*REQUEST*. Your task is to output the data exactly as it stands.

Rows from a dataset
* * *
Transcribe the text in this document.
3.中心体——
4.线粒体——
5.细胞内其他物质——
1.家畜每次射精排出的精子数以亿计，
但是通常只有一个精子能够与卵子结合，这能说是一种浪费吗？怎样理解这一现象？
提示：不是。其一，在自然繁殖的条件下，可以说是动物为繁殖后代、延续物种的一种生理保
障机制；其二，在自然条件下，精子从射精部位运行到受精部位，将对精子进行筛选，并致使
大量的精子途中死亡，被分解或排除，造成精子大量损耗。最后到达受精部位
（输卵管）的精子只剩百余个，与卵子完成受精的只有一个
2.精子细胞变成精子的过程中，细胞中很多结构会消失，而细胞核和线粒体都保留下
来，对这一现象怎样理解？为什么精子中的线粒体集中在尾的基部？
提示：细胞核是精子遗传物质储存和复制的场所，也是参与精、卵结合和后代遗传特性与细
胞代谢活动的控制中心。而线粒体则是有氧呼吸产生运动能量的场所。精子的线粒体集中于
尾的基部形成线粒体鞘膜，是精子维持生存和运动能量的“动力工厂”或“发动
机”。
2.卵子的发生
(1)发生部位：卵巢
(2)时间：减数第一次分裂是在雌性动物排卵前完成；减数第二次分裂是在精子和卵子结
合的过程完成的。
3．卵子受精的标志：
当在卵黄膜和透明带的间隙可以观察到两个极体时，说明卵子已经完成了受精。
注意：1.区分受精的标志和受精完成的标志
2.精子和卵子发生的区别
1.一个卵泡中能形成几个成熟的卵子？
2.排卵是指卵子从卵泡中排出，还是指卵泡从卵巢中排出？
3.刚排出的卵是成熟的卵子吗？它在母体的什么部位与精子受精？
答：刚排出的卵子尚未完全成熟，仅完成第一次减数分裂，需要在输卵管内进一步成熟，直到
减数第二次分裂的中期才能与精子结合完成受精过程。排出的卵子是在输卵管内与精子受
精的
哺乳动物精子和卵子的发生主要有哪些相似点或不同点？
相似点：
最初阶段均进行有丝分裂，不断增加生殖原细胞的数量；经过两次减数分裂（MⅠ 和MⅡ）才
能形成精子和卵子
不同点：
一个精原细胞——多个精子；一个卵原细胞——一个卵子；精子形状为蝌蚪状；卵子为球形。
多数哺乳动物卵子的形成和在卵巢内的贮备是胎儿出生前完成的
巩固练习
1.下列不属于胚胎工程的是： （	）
* * *
*WRITTEN SOLUTION*.
Transcribe the text in this document.
3.中心体——
4.线粒体——
5.细胞内其他物质——
1.家畜每次射精排出的精子数以亿计，
但是通常只有一个精子能够与卵子结合，这能说是一种浪费吗？怎样理解这一现象？
提示：不是。其一，在自然繁殖的条件下，可以说是动物为繁殖后代、延续物种的一种生理保
障机制；其二，在自然条件下，精子从射精部位运行到受精部位，将对精子进行筛选，并致使
大量的精子途中死亡，被分解或排除，造成精子大量损耗。最后到达受精部位
（输卵管）的精子只剩百余个，与卵子完成受精的只有一个
2.精子细胞变成精子的过程中，细胞中很多结构会消失，而细胞核和线粒体都保留下
来，对这一现象怎样理解？为什么精子中的线粒体集中在尾的基部？
提示：细胞核是精子遗传物质储存和复制的场所，也是参与精、卵结合和后代遗传特性与细
胞代谢活动的控制中心。而线粒体则是有氧呼吸产生运动能量的场所。精子的线粒体集中于
尾的基部形成线粒体鞘膜，是精子维持生存和运动能量的“动力工厂”或“发动
机”。
2.卵子的发生
(1)发生部位：卵巢
(2)时间：减数第一次分裂是在雌性动物排卵前完成；减数第二次分裂是在精子和卵子结
合的过程完成的。
3．卵子受精的标志：
当在卵黄膜和透明带的间隙可以观察到两个极体时，说明卵子已经完成了受精。
注意：1.区分受精的标志和受精完成的标志
2.精子和卵子发生的区别
1.一个卵泡中能形成几个成熟的卵子？
2.排卵是指卵子从卵泡中排出，还是指卵泡从卵巢中排出？
3.刚排出的卵是成熟的卵子吗？它在母体的什么部位与精子受精？
答：刚排出的卵子尚未完全成熟，仅完成第一次减数分裂，需要在输卵管内进一步成熟，直到
减数第二次分裂的中期才能与精子结合完成受精过程。排出的卵子是在输卵管内与精子受
精的
哺乳动物精子和卵子的发生主要有哪些相似点或不同点？
相似点：
最初阶段均进行有丝分裂，不断增加生殖原细胞的数量；经过两次减数分裂（MⅠ 和MⅡ）才
能形成精子和卵子
不同点：
一个精原细胞——多个精子；一个卵原细胞——一个卵子；精子形状为蝌蚪状；卵子为球形。
多数哺乳动物卵子的形成和在卵巢内的贮备是胎儿出生前完成的
巩固练习
1.下列不属于胚胎工程的是： （	）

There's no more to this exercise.